- What the task requires -
Wherever the string "sounding" appears in a line, extract that line.

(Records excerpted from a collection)
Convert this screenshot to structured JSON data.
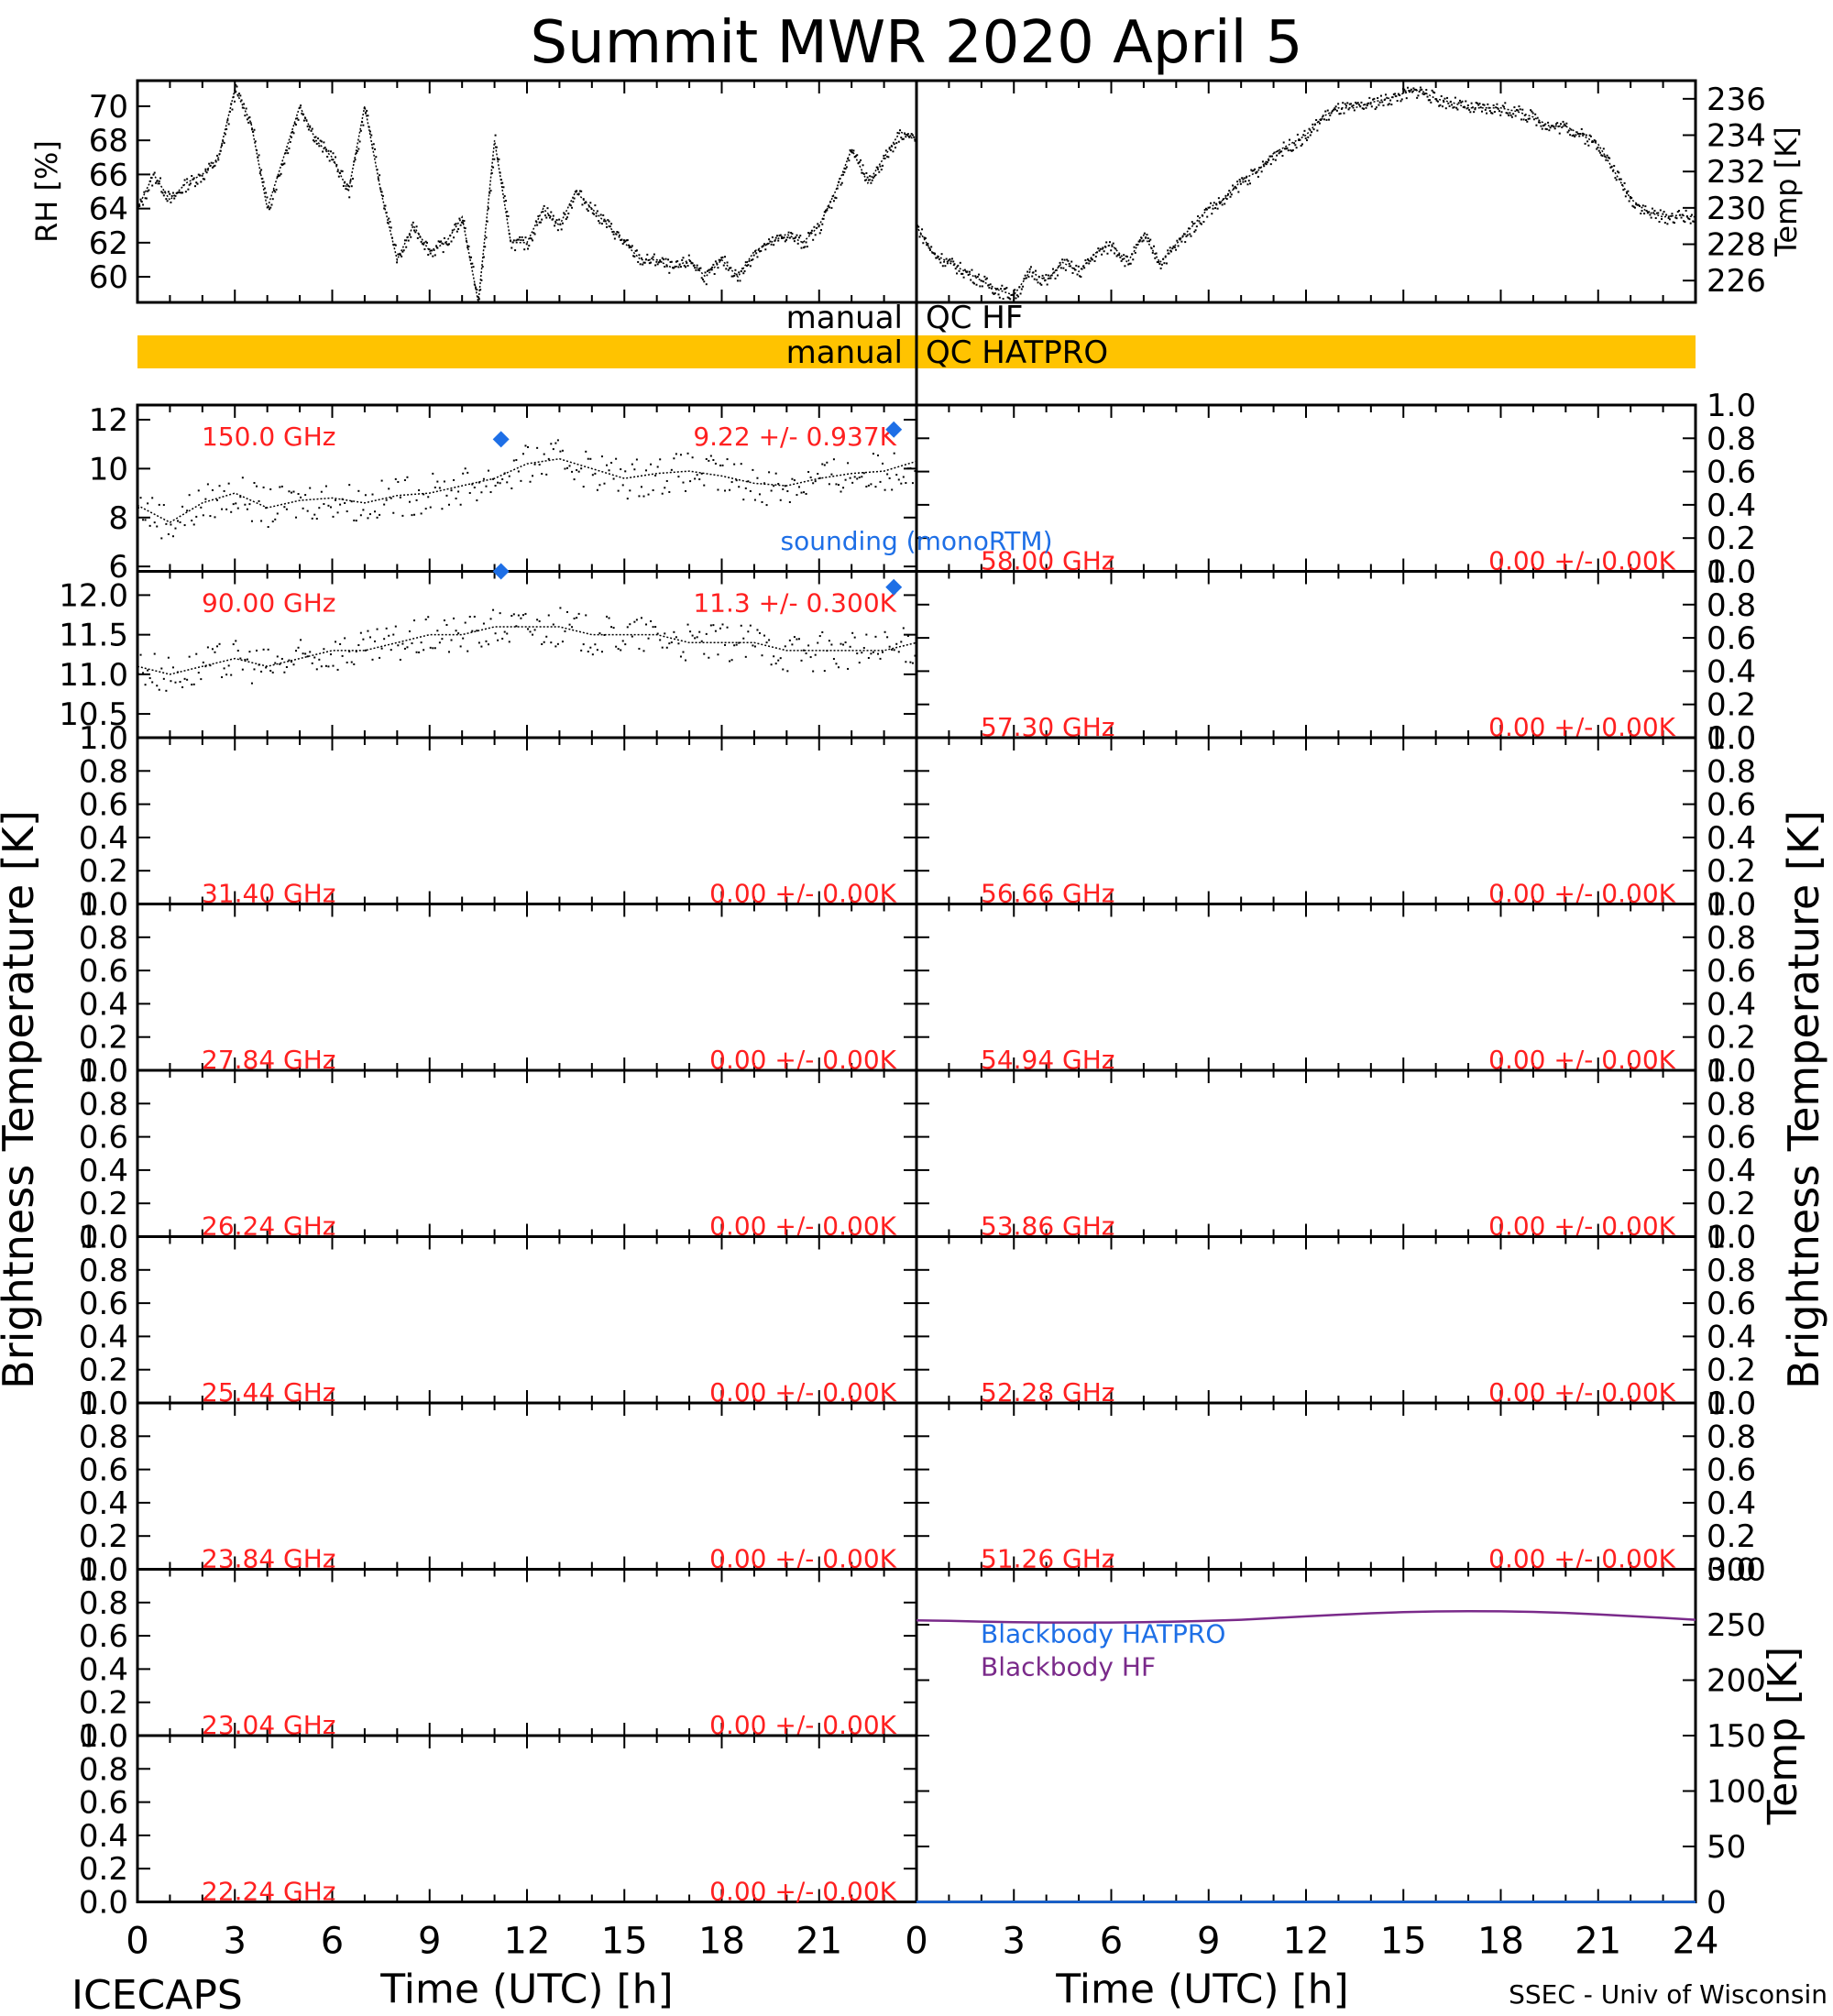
{
  "title": "Summit MWR 2020 April  5",
  "footer_left": "ICECAPS",
  "footer_right": "SSEC - Univ of Wisconsin",
  "colors": {
    "axis": "#000000",
    "data_dots": "#000000",
    "channel_label": "#ff2020",
    "sounding": "#1e6fe6",
    "blackbody_hatpro": "#1e6fe6",
    "blackbody_hf": "#7a2a8a",
    "qc_band": "#ffc300"
  },
  "qc": {
    "hf_left": "manual",
    "hf_right": "QC HF",
    "hatpro_left": "manual",
    "hatpro_right": "QC HATPRO"
  },
  "chart_data": [
    {
      "id": "rh",
      "type": "line",
      "ylabel": "RH [%]",
      "ylim": [
        58.5,
        71.5
      ],
      "yticks": [
        60,
        62,
        64,
        66,
        68,
        70
      ],
      "xlim": [
        0,
        24
      ],
      "series": [
        {
          "name": "",
          "x": [
            0,
            0.5,
            1,
            1.5,
            2,
            2.5,
            3,
            3.5,
            4,
            4.5,
            5,
            5.5,
            6,
            6.5,
            7,
            7.5,
            8,
            8.5,
            9,
            9.5,
            10,
            10.5,
            11,
            11.5,
            12,
            12.5,
            13,
            13.5,
            14,
            14.5,
            15,
            15.5,
            16,
            16.5,
            17,
            17.5,
            18,
            18.5,
            19,
            19.5,
            20,
            20.5,
            21,
            21.5,
            22,
            22.5,
            23,
            23.5,
            24
          ],
          "y": [
            64,
            66,
            64.5,
            65.5,
            66,
            67,
            71,
            69,
            64,
            67,
            70,
            68,
            67,
            65,
            70,
            65,
            61,
            63,
            61.5,
            62,
            63.5,
            58.5,
            68,
            62,
            62,
            64,
            63,
            65,
            64,
            63,
            62,
            61,
            61,
            60.5,
            61,
            60,
            61,
            60,
            61.5,
            62,
            62.5,
            62,
            63,
            65,
            67.5,
            65.5,
            67,
            68.5,
            68
          ]
        }
      ]
    },
    {
      "id": "temp",
      "type": "line",
      "ylabel": "Temp [K]",
      "ylim": [
        224.8,
        237
      ],
      "yticks": [
        226,
        228,
        230,
        232,
        234,
        236
      ],
      "xlim": [
        0,
        24
      ],
      "series": [
        {
          "name": "",
          "x": [
            0,
            0.5,
            1,
            1.5,
            2,
            2.5,
            3,
            3.5,
            4,
            4.5,
            5,
            5.5,
            6,
            6.5,
            7,
            7.5,
            8,
            8.5,
            9,
            9.5,
            10,
            10.5,
            11,
            11.5,
            12,
            12.5,
            13,
            13.5,
            14,
            14.5,
            15,
            15.5,
            16,
            16.5,
            17,
            17.5,
            18,
            18.5,
            19,
            19.5,
            20,
            20.5,
            21,
            21.5,
            22,
            22.5,
            23,
            23.5,
            24
          ],
          "y": [
            229,
            227.5,
            227,
            226.5,
            226,
            225.5,
            225.2,
            226.5,
            226,
            227,
            226.5,
            227.5,
            228,
            227,
            228.5,
            227,
            228,
            229,
            230,
            230.5,
            231.5,
            232,
            233,
            233.5,
            234,
            235,
            235.5,
            235.5,
            235.8,
            236,
            236.3,
            236.5,
            236,
            235.8,
            235.5,
            235.5,
            235.5,
            235.3,
            235,
            234.5,
            234.5,
            234,
            233.5,
            232,
            230.5,
            229.8,
            229.5,
            229.6,
            229.5
          ]
        }
      ]
    },
    {
      "id": "tb-150",
      "type": "line",
      "panel_side": "left",
      "ylim": [
        5.8,
        12.6
      ],
      "yticks": [
        6,
        8,
        10,
        12
      ],
      "ytick_labels": [
        "6",
        "8",
        "10",
        "12"
      ],
      "xlim": [
        0,
        24
      ],
      "label_freq": "150.0 GHz",
      "label_stats": "9.22 +/- 0.937K",
      "series": [
        {
          "name": "",
          "x": [
            0,
            1,
            2,
            3,
            4,
            5,
            6,
            7,
            8,
            9,
            10,
            11,
            12,
            13,
            14,
            15,
            16,
            17,
            18,
            19,
            20,
            21,
            22,
            23,
            24
          ],
          "y": [
            8.5,
            7.8,
            8.6,
            9.0,
            8.4,
            8.7,
            8.8,
            8.6,
            8.9,
            9.0,
            9.3,
            9.6,
            10.2,
            10.4,
            10.0,
            9.6,
            9.8,
            9.9,
            9.7,
            9.4,
            9.3,
            9.6,
            9.8,
            9.9,
            10.3
          ]
        }
      ],
      "sounding": {
        "x": [
          11.2,
          23.3
        ],
        "y": [
          11.2,
          11.6
        ]
      }
    },
    {
      "id": "tb-90",
      "type": "line",
      "panel_side": "left",
      "ylim": [
        10.2,
        12.3
      ],
      "yticks": [
        10.5,
        11.0,
        11.5,
        12.0
      ],
      "ytick_labels": [
        "10.5",
        "11.0",
        "11.5",
        "12.0"
      ],
      "xlim": [
        0,
        24
      ],
      "label_freq": "90.00 GHz",
      "label_stats": "11.3 +/- 0.300K",
      "series": [
        {
          "name": "",
          "x": [
            0,
            1,
            2,
            3,
            4,
            5,
            6,
            7,
            8,
            9,
            10,
            11,
            12,
            13,
            14,
            15,
            16,
            17,
            18,
            19,
            20,
            21,
            22,
            23,
            24
          ],
          "y": [
            11.1,
            11.0,
            11.1,
            11.2,
            11.1,
            11.2,
            11.3,
            11.3,
            11.4,
            11.5,
            11.5,
            11.6,
            11.6,
            11.6,
            11.5,
            11.5,
            11.5,
            11.4,
            11.4,
            11.4,
            11.3,
            11.3,
            11.3,
            11.3,
            11.4
          ]
        }
      ],
      "sounding": {
        "x": [
          11.2,
          23.3
        ],
        "y": [
          12.3,
          12.1
        ]
      }
    },
    {
      "id": "tb-31.40",
      "type": "line",
      "panel_side": "left",
      "ylim": [
        0,
        1
      ],
      "xlim": [
        0,
        24
      ],
      "label_freq": "31.40 GHz",
      "label_stats": "0.00 +/- 0.00K"
    },
    {
      "id": "tb-27.84",
      "type": "line",
      "panel_side": "left",
      "ylim": [
        0,
        1
      ],
      "xlim": [
        0,
        24
      ],
      "label_freq": "27.84 GHz",
      "label_stats": "0.00 +/- 0.00K"
    },
    {
      "id": "tb-26.24",
      "type": "line",
      "panel_side": "left",
      "ylim": [
        0,
        1
      ],
      "xlim": [
        0,
        24
      ],
      "label_freq": "26.24 GHz",
      "label_stats": "0.00 +/- 0.00K"
    },
    {
      "id": "tb-25.44",
      "type": "line",
      "panel_side": "left",
      "ylim": [
        0,
        1
      ],
      "xlim": [
        0,
        24
      ],
      "label_freq": "25.44 GHz",
      "label_stats": "0.00 +/- 0.00K"
    },
    {
      "id": "tb-23.84",
      "type": "line",
      "panel_side": "left",
      "ylim": [
        0,
        1
      ],
      "xlim": [
        0,
        24
      ],
      "label_freq": "23.84 GHz",
      "label_stats": "0.00 +/- 0.00K"
    },
    {
      "id": "tb-23.04",
      "type": "line",
      "panel_side": "left",
      "ylim": [
        0,
        1
      ],
      "xlim": [
        0,
        24
      ],
      "label_freq": "23.04 GHz",
      "label_stats": "0.00 +/- 0.00K"
    },
    {
      "id": "tb-22.24",
      "type": "line",
      "panel_side": "left",
      "ylim": [
        0,
        1
      ],
      "xlim": [
        0,
        24
      ],
      "label_freq": "22.24 GHz",
      "label_stats": "0.00 +/- 0.00K"
    },
    {
      "id": "tb-58.00",
      "type": "line",
      "panel_side": "right",
      "ylim": [
        0,
        1
      ],
      "xlim": [
        0,
        24
      ],
      "label_freq": "58.00 GHz",
      "label_stats": "0.00 +/- 0.00K"
    },
    {
      "id": "tb-57.30",
      "type": "line",
      "panel_side": "right",
      "ylim": [
        0,
        1
      ],
      "xlim": [
        0,
        24
      ],
      "label_freq": "57.30 GHz",
      "label_stats": "0.00 +/- 0.00K"
    },
    {
      "id": "tb-56.66",
      "type": "line",
      "panel_side": "right",
      "ylim": [
        0,
        1
      ],
      "xlim": [
        0,
        24
      ],
      "label_freq": "56.66 GHz",
      "label_stats": "0.00 +/- 0.00K"
    },
    {
      "id": "tb-54.94",
      "type": "line",
      "panel_side": "right",
      "ylim": [
        0,
        1
      ],
      "xlim": [
        0,
        24
      ],
      "label_freq": "54.94 GHz",
      "label_stats": "0.00 +/- 0.00K"
    },
    {
      "id": "tb-53.86",
      "type": "line",
      "panel_side": "right",
      "ylim": [
        0,
        1
      ],
      "xlim": [
        0,
        24
      ],
      "label_freq": "53.86 GHz",
      "label_stats": "0.00 +/- 0.00K"
    },
    {
      "id": "tb-52.28",
      "type": "line",
      "panel_side": "right",
      "ylim": [
        0,
        1
      ],
      "xlim": [
        0,
        24
      ],
      "label_freq": "52.28 GHz",
      "label_stats": "0.00 +/- 0.00K"
    },
    {
      "id": "tb-51.26",
      "type": "line",
      "panel_side": "right",
      "ylim": [
        0,
        1
      ],
      "xlim": [
        0,
        24
      ],
      "label_freq": "51.26 GHz",
      "label_stats": "0.00 +/- 0.00K"
    },
    {
      "id": "blackbody",
      "type": "line",
      "ylabel": "Temp [K]",
      "ylim": [
        0,
        300
      ],
      "yticks": [
        0,
        50,
        100,
        150,
        200,
        250,
        300
      ],
      "xlim": [
        0,
        24
      ],
      "series": [
        {
          "name": "Blackbody HATPRO",
          "x": [
            0,
            24
          ],
          "y": [
            0,
            0
          ]
        },
        {
          "name": "Blackbody HF",
          "x": [
            0,
            1,
            2,
            3,
            4,
            5,
            6,
            7,
            8,
            9,
            10,
            11,
            12,
            13,
            14,
            15,
            16,
            17,
            18,
            19,
            20,
            21,
            22,
            23,
            24
          ],
          "y": [
            254,
            253.5,
            252.8,
            252.3,
            252,
            252,
            252,
            252.3,
            252.8,
            253.5,
            254.5,
            256,
            257.5,
            259,
            260.3,
            261.3,
            262,
            262.2,
            262.1,
            261.6,
            260.7,
            259.3,
            257.8,
            256.2,
            254.5
          ]
        }
      ]
    }
  ],
  "axes": {
    "brightness_label": "Brightness Temperature [K]",
    "xlabel": "Time (UTC) [h]",
    "xticks_left": [
      "0",
      "3",
      "6",
      "9",
      "12",
      "15",
      "18",
      "21"
    ],
    "xticks_right": [
      "0",
      "3",
      "6",
      "9",
      "12",
      "15",
      "18",
      "21",
      "24"
    ],
    "ytick_labels_01": [
      "0.0",
      "0.2",
      "0.4",
      "0.6",
      "0.8",
      "1.0"
    ],
    "sounding_label": "sounding (monoRTM)"
  }
}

- Exercise answer -
    "sounding": "#1e6fe6",
      "sounding": {
      "sounding": {
    "sounding_label": "sounding (monoRTM)"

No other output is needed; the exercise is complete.